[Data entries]
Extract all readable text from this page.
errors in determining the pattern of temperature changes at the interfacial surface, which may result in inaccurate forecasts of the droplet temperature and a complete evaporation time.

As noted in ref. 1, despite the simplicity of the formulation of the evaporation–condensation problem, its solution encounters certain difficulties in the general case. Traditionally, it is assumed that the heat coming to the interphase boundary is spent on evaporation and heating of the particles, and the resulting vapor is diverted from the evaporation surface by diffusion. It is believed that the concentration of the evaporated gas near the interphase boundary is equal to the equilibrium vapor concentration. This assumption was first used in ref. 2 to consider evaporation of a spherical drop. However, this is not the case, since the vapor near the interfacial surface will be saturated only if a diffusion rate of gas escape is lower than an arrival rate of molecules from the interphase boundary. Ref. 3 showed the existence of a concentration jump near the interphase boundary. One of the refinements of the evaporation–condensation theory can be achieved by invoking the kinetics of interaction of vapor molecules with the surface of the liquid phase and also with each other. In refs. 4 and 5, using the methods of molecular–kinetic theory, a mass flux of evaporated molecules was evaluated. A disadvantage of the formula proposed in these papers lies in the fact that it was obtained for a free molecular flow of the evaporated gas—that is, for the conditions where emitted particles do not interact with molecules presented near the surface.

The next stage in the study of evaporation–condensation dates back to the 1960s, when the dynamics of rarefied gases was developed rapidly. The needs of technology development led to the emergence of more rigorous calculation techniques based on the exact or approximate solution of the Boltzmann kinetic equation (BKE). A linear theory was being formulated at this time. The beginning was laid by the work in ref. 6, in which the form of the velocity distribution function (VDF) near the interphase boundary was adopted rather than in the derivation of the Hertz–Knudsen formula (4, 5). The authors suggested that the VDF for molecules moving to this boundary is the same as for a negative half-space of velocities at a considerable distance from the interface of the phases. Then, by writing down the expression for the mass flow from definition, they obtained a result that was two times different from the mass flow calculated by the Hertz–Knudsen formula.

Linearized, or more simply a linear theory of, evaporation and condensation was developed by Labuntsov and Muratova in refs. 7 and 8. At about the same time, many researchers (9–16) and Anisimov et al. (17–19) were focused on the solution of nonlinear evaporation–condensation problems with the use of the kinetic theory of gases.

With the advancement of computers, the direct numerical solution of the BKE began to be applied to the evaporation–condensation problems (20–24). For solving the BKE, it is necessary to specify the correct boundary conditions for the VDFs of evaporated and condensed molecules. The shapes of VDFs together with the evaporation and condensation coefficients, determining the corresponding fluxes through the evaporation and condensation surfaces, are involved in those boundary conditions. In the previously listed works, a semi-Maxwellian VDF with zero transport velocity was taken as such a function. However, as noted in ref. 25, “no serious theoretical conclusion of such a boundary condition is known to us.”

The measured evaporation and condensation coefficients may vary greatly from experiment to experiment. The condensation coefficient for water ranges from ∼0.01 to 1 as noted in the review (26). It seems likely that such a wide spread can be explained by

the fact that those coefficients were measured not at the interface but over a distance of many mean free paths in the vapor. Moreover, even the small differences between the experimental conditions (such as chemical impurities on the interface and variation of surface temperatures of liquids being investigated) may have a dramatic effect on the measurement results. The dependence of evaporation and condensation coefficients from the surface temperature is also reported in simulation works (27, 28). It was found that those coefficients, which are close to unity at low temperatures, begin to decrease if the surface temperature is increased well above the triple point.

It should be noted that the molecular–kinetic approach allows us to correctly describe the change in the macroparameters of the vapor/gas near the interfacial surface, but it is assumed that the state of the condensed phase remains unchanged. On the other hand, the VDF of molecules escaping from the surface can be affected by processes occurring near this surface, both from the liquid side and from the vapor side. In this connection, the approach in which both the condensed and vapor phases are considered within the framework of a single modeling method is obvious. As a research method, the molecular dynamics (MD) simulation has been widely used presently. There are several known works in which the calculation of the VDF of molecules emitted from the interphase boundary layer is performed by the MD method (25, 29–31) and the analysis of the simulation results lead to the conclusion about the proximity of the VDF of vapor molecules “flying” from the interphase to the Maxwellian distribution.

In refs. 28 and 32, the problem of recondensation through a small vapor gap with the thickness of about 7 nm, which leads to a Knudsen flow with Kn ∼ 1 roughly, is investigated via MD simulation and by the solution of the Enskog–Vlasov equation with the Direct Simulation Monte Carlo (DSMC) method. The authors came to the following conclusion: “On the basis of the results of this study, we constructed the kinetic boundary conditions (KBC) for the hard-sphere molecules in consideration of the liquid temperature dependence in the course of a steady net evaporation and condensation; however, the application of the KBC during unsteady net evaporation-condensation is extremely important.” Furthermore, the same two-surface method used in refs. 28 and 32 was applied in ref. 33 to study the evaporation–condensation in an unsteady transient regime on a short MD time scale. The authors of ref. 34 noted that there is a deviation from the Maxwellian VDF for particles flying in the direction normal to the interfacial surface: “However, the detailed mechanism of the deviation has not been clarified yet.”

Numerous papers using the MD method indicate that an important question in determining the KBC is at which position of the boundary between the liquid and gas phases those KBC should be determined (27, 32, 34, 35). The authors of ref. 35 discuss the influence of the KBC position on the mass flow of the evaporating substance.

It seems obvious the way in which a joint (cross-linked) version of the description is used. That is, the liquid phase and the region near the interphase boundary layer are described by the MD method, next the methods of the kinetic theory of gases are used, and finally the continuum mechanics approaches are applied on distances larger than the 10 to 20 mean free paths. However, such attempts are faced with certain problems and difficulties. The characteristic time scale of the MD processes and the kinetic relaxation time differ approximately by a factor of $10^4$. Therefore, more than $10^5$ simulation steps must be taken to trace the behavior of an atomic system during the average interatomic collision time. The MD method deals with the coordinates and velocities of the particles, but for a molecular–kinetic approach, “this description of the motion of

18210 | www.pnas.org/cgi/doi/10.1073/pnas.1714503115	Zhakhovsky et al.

■ **EXERCISE DIRECTIONS**:
All of the material must be reproduced exactly.

■ **RESULT FOR THIS EXERCISE**:
Extract all readable text from this page.
errors in determining the pattern of temperature changes at the interfacial surface, which may result in inaccurate forecasts of the droplet temperature and a complete evaporation time.

As noted in ref. 1, despite the simplicity of the formulation of the evaporation–condensation problem, its solution encounters certain difficulties in the general case. Traditionally, it is assumed that the heat coming to the interphase boundary is spent on evaporation and heating of the particles, and the resulting vapor is diverted from the evaporation surface by diffusion. It is believed that the concentration of the evaporated gas near the interphase boundary is equal to the equilibrium vapor concentration. This assumption was first used in ref. 2 to consider evaporation of a spherical drop. However, this is not the case, since the vapor near the interfacial surface will be saturated only if a diffusion rate of gas escape is lower than an arrival rate of molecules from the interphase boundary. Ref. 3 showed the existence of a concentration jump near the interphase boundary. One of the refinements of the evaporation–condensation theory can be achieved by invoking the kinetics of interaction of vapor molecules with the surface of the liquid phase and also with each other. In refs. 4 and 5, using the methods of molecular–kinetic theory, a mass flux of evaporated molecules was evaluated. A disadvantage of the formula proposed in these papers lies in the fact that it was obtained for a free molecular flow of the evaporated gas—that is, for the conditions where emitted particles do not interact with molecules presented near the surface.

The next stage in the study of evaporation–condensation dates back to the 1960s, when the dynamics of rarefied gases was developed rapidly. The needs of technology development led to the emergence of more rigorous calculation techniques based on the exact or approximate solution of the Boltzmann kinetic equation (BKE). A linear theory was being formulated at this time. The beginning was laid by the work in ref. 6, in which the form of the velocity distribution function (VDF) near the interphase boundary was adopted rather than in the derivation of the Hertz–Knudsen formula (4, 5). The authors suggested that the VDF for molecules moving to this boundary is the same as for a negative half-space of velocities at a considerable distance from the interface of the phases. Then, by writing down the expression for the mass flow from definition, they obtained a result that was two times different from the mass flow calculated by the Hertz–Knudsen formula.

Linearized, or more simply a linear theory of, evaporation and condensation was developed by Labuntsov and Muratova in refs. 7 and 8. At about the same time, many researchers (9–16) and Anisimov et al. (17–19) were focused on the solution of nonlinear evaporation–condensation problems with the use of the kinetic theory of gases.

With the advancement of computers, the direct numerical solution of the BKE began to be applied to the evaporation–condensation problems (20–24). For solving the BKE, it is necessary to specify the correct boundary conditions for the VDFs of evaporated and condensed molecules. The shapes of VDFs together with the evaporation and condensation coefficients, determining the corresponding fluxes through the evaporation and condensation surfaces, are involved in those boundary conditions. In the previously listed works, a semi-Maxwellian VDF with zero transport velocity was taken as such a function. However, as noted in ref. 25, “no serious theoretical conclusion of such a boundary condition is known to us.”

The measured evaporation and condensation coefficients may vary greatly from experiment to experiment. The condensation coefficient for water ranges from ∼0.01 to 1 as noted in the review (26). It seems likely that such a wide spread can be explained by

the fact that those coefficients were measured not at the interface but over a distance of many mean free paths in the vapor. Moreover, even the small differences between the experimental conditions (such as chemical impurities on the interface and variation of surface temperatures of liquids being investigated) may have a dramatic effect on the measurement results. The dependence of evaporation and condensation coefficients from the surface temperature is also reported in simulation works (27, 28). It was found that those coefficients, which are close to unity at low temperatures, begin to decrease if the surface temperature is increased well above the triple point.

It should be noted that the molecular–kinetic approach allows us to correctly describe the change in the macroparameters of the vapor/gas near the interfacial surface, but it is assumed that the state of the condensed phase remains unchanged. On the other hand, the VDF of molecules escaping from the surface can be affected by processes occurring near this surface, both from the liquid side and from the vapor side. In this connection, the approach in which both the condensed and vapor phases are considered within the framework of a single modeling method is obvious. As a research method, the molecular dynamics (MD) simulation has been widely used presently. There are several known works in which the calculation of the VDF of molecules emitted from the interphase boundary layer is performed by the MD method (25, 29–31) and the analysis of the simulation results lead to the conclusion about the proximity of the VDF of vapor molecules “flying” from the interphase to the Maxwellian distribution.

In refs. 28 and 32, the problem of recondensation through a small vapor gap with the thickness of about 7 nm, which leads to a Knudsen flow with Kn ∼ 1 roughly, is investigated via MD simulation and by the solution of the Enskog–Vlasov equation with the Direct Simulation Monte Carlo (DSMC) method. The authors came to the following conclusion: “On the basis of the results of this study, we constructed the kinetic boundary conditions (KBC) for the hard-sphere molecules in consideration of the liquid temperature dependence in the course of a steady net evaporation and condensation; however, the application of the KBC during unsteady net evaporation-condensation is extremely important.” Furthermore, the same two-surface method used in refs. 28 and 32 was applied in ref. 33 to study the evaporation–condensation in an unsteady transient regime on a short MD time scale. The authors of ref. 34 noted that there is a deviation from the Maxwellian VDF for particles flying in the direction normal to the interfacial surface: “However, the detailed mechanism of the deviation has not been clarified yet.”

Numerous papers using the MD method indicate that an important question in determining the KBC is at which position of the boundary between the liquid and gas phases those KBC should be determined (27, 32, 34, 35). The authors of ref. 35 discuss the influence of the KBC position on the mass flow of the evaporating substance.

It seems obvious the way in which a joint (cross-linked) version of the description is used. That is, the liquid phase and the region near the interphase boundary layer are described by the MD method, next the methods of the kinetic theory of gases are used, and finally the continuum mechanics approaches are applied on distances larger than the 10 to 20 mean free paths. However, such attempts are faced with certain problems and difficulties. The characteristic time scale of the MD processes and the kinetic relaxation time differ approximately by a factor of $10^4$. Therefore, more than $10^5$ simulation steps must be taken to trace the behavior of an atomic system during the average interatomic collision time. The MD method deals with the coordinates and velocities of the particles, but for a molecular–kinetic approach, “this description of the motion of

18210 | www.pnas.org/cgi/doi/10.1073/pnas.1714503115	Zhakhovsky et al.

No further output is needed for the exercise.